# PROBLEM TO WORK ON
Reproduce the records below in their entirety, character for character.

# MATERIAL FOR THE TASK
※ ※ ※
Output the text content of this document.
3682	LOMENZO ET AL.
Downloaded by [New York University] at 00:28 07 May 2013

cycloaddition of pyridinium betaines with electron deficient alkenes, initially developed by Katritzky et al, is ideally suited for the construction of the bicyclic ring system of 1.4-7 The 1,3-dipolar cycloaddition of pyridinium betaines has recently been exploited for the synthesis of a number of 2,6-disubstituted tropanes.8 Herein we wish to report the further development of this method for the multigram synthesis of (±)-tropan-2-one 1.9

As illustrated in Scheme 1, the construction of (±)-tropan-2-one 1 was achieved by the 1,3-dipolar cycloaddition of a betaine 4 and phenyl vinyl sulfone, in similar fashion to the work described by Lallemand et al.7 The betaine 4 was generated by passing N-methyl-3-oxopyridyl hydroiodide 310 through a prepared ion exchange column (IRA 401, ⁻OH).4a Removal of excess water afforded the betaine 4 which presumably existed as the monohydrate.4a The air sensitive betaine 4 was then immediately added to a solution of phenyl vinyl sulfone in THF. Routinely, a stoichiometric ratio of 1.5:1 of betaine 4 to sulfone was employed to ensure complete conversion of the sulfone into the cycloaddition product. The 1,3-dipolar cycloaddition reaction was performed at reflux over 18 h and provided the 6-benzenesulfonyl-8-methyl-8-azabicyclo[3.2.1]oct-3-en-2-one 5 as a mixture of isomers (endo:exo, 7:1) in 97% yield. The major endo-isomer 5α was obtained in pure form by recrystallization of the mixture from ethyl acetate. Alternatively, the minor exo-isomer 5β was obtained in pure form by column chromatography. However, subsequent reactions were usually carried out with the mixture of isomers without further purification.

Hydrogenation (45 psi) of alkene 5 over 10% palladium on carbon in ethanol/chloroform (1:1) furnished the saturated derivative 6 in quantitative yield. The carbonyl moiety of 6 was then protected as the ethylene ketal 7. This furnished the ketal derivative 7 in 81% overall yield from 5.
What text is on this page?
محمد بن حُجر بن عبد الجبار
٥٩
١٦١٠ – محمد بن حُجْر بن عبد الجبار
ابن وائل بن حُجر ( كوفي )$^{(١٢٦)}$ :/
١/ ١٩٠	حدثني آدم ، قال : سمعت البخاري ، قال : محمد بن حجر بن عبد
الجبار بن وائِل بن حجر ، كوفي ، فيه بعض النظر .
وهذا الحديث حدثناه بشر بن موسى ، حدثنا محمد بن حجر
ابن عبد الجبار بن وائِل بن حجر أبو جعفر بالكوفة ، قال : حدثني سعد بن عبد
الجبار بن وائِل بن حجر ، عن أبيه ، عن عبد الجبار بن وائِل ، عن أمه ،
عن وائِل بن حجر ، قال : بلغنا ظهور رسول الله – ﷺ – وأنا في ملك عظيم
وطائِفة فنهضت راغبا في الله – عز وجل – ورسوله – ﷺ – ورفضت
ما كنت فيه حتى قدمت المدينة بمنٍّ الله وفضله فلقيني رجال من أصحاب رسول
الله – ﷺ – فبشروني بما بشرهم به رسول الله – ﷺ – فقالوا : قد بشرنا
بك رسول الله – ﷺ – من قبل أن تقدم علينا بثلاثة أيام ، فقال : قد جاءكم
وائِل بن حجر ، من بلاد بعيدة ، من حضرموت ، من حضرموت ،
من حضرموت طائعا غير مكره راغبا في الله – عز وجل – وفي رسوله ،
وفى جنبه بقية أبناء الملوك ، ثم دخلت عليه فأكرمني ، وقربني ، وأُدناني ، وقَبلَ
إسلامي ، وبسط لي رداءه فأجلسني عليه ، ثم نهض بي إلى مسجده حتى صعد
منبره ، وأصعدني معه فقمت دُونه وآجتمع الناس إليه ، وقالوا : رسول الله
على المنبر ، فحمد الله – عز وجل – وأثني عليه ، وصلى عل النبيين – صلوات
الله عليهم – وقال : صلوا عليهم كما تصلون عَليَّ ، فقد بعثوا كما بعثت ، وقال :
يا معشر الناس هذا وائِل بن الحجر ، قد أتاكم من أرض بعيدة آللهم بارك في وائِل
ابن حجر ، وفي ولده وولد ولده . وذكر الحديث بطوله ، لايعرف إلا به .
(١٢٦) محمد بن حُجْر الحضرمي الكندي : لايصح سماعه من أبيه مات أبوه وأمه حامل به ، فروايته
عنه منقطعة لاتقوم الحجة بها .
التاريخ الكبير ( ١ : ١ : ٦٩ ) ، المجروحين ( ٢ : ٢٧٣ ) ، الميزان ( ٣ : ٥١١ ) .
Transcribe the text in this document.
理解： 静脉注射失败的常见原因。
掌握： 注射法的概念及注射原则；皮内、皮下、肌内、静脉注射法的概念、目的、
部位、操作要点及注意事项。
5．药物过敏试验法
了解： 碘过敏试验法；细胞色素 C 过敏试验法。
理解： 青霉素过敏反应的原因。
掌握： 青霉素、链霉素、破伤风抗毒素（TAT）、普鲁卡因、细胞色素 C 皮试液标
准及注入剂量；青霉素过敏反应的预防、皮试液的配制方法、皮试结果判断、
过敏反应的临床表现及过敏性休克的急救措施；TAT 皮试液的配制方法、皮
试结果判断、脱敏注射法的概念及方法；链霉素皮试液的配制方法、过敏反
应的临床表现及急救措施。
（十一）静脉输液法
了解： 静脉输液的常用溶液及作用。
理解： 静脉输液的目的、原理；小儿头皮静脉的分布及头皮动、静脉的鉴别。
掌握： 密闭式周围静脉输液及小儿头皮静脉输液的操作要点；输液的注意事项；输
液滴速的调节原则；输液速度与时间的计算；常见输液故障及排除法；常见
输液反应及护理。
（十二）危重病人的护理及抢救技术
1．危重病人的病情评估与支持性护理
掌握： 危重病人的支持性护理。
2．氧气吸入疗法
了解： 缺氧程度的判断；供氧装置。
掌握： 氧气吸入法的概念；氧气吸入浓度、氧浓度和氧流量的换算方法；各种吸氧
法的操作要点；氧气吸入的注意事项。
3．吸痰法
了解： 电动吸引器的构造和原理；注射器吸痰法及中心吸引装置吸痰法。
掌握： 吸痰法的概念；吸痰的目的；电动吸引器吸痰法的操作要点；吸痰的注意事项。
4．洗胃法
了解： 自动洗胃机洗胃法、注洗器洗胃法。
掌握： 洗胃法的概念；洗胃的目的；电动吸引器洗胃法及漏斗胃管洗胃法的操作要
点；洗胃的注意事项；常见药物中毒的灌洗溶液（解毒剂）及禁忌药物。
※ ※ ※
# RESPONSE
Output the text content of this document.
3682	LOMENZO ET AL.
Downloaded by [New York University] at 00:28 07 May 2013

cycloaddition of pyridinium betaines with electron deficient alkenes, initially developed by Katritzky et al, is ideally suited for the construction of the bicyclic ring system of 1.4-7 The 1,3-dipolar cycloaddition of pyridinium betaines has recently been exploited for the synthesis of a number of 2,6-disubstituted tropanes.8 Herein we wish to report the further development of this method for the multigram synthesis of (±)-tropan-2-one 1.9

As illustrated in Scheme 1, the construction of (±)-tropan-2-one 1 was achieved by the 1,3-dipolar cycloaddition of a betaine 4 and phenyl vinyl sulfone, in similar fashion to the work described by Lallemand et al.7 The betaine 4 was generated by passing N-methyl-3-oxopyridyl hydroiodide 310 through a prepared ion exchange column (IRA 401, ⁻OH).4a Removal of excess water afforded the betaine 4 which presumably existed as the monohydrate.4a The air sensitive betaine 4 was then immediately added to a solution of phenyl vinyl sulfone in THF. Routinely, a stoichiometric ratio of 1.5:1 of betaine 4 to sulfone was employed to ensure complete conversion of the sulfone into the cycloaddition product. The 1,3-dipolar cycloaddition reaction was performed at reflux over 18 h and provided the 6-benzenesulfonyl-8-methyl-8-azabicyclo[3.2.1]oct-3-en-2-one 5 as a mixture of isomers (endo:exo, 7:1) in 97% yield. The major endo-isomer 5α was obtained in pure form by recrystallization of the mixture from ethyl acetate. Alternatively, the minor exo-isomer 5β was obtained in pure form by column chromatography. However, subsequent reactions were usually carried out with the mixture of isomers without further purification.

Hydrogenation (45 psi) of alkene 5 over 10% palladium on carbon in ethanol/chloroform (1:1) furnished the saturated derivative 6 in quantitative yield. The carbonyl moiety of 6 was then protected as the ethylene ketal 7. This furnished the ketal derivative 7 in 81% overall yield from 5.
What text is on this page?
محمد بن حُجر بن عبد الجبار
٥٩
١٦١٠ – محمد بن حُجْر بن عبد الجبار
ابن وائل بن حُجر ( كوفي )$^{(١٢٦)}$ :/
١/ ١٩٠	حدثني آدم ، قال : سمعت البخاري ، قال : محمد بن حجر بن عبد
الجبار بن وائِل بن حجر ، كوفي ، فيه بعض النظر .
وهذا الحديث حدثناه بشر بن موسى ، حدثنا محمد بن حجر
ابن عبد الجبار بن وائِل بن حجر أبو جعفر بالكوفة ، قال : حدثني سعد بن عبد
الجبار بن وائِل بن حجر ، عن أبيه ، عن عبد الجبار بن وائِل ، عن أمه ،
عن وائِل بن حجر ، قال : بلغنا ظهور رسول الله – ﷺ – وأنا في ملك عظيم
وطائِفة فنهضت راغبا في الله – عز وجل – ورسوله – ﷺ – ورفضت
ما كنت فيه حتى قدمت المدينة بمنٍّ الله وفضله فلقيني رجال من أصحاب رسول
الله – ﷺ – فبشروني بما بشرهم به رسول الله – ﷺ – فقالوا : قد بشرنا
بك رسول الله – ﷺ – من قبل أن تقدم علينا بثلاثة أيام ، فقال : قد جاءكم
وائِل بن حجر ، من بلاد بعيدة ، من حضرموت ، من حضرموت ،
من حضرموت طائعا غير مكره راغبا في الله – عز وجل – وفي رسوله ،
وفى جنبه بقية أبناء الملوك ، ثم دخلت عليه فأكرمني ، وقربني ، وأُدناني ، وقَبلَ
إسلامي ، وبسط لي رداءه فأجلسني عليه ، ثم نهض بي إلى مسجده حتى صعد
منبره ، وأصعدني معه فقمت دُونه وآجتمع الناس إليه ، وقالوا : رسول الله
على المنبر ، فحمد الله – عز وجل – وأثني عليه ، وصلى عل النبيين – صلوات
الله عليهم – وقال : صلوا عليهم كما تصلون عَليَّ ، فقد بعثوا كما بعثت ، وقال :
يا معشر الناس هذا وائِل بن الحجر ، قد أتاكم من أرض بعيدة آللهم بارك في وائِل
ابن حجر ، وفي ولده وولد ولده . وذكر الحديث بطوله ، لايعرف إلا به .
(١٢٦) محمد بن حُجْر الحضرمي الكندي : لايصح سماعه من أبيه مات أبوه وأمه حامل به ، فروايته
عنه منقطعة لاتقوم الحجة بها .
التاريخ الكبير ( ١ : ١ : ٦٩ ) ، المجروحين ( ٢ : ٢٧٣ ) ، الميزان ( ٣ : ٥١١ ) .
Transcribe the text in this document.
理解： 静脉注射失败的常见原因。
掌握： 注射法的概念及注射原则；皮内、皮下、肌内、静脉注射法的概念、目的、
部位、操作要点及注意事项。
5．药物过敏试验法
了解： 碘过敏试验法；细胞色素 C 过敏试验法。
理解： 青霉素过敏反应的原因。
掌握： 青霉素、链霉素、破伤风抗毒素（TAT）、普鲁卡因、细胞色素 C 皮试液标
准及注入剂量；青霉素过敏反应的预防、皮试液的配制方法、皮试结果判断、
过敏反应的临床表现及过敏性休克的急救措施；TAT 皮试液的配制方法、皮
试结果判断、脱敏注射法的概念及方法；链霉素皮试液的配制方法、过敏反
应的临床表现及急救措施。
（十一）静脉输液法
了解： 静脉输液的常用溶液及作用。
理解： 静脉输液的目的、原理；小儿头皮静脉的分布及头皮动、静脉的鉴别。
掌握： 密闭式周围静脉输液及小儿头皮静脉输液的操作要点；输液的注意事项；输
液滴速的调节原则；输液速度与时间的计算；常见输液故障及排除法；常见
输液反应及护理。
（十二）危重病人的护理及抢救技术
1．危重病人的病情评估与支持性护理
掌握： 危重病人的支持性护理。
2．氧气吸入疗法
了解： 缺氧程度的判断；供氧装置。
掌握： 氧气吸入法的概念；氧气吸入浓度、氧浓度和氧流量的换算方法；各种吸氧
法的操作要点；氧气吸入的注意事项。
3．吸痰法
了解： 电动吸引器的构造和原理；注射器吸痰法及中心吸引装置吸痰法。
掌握： 吸痰法的概念；吸痰的目的；电动吸引器吸痰法的操作要点；吸痰的注意事项。
4．洗胃法
了解： 自动洗胃机洗胃法、注洗器洗胃法。
掌握： 洗胃法的概念；洗胃的目的；电动吸引器洗胃法及漏斗胃管洗胃法的操作要
点；洗胃的注意事项；常见药物中毒的灌洗溶液（解毒剂）及禁忌药物。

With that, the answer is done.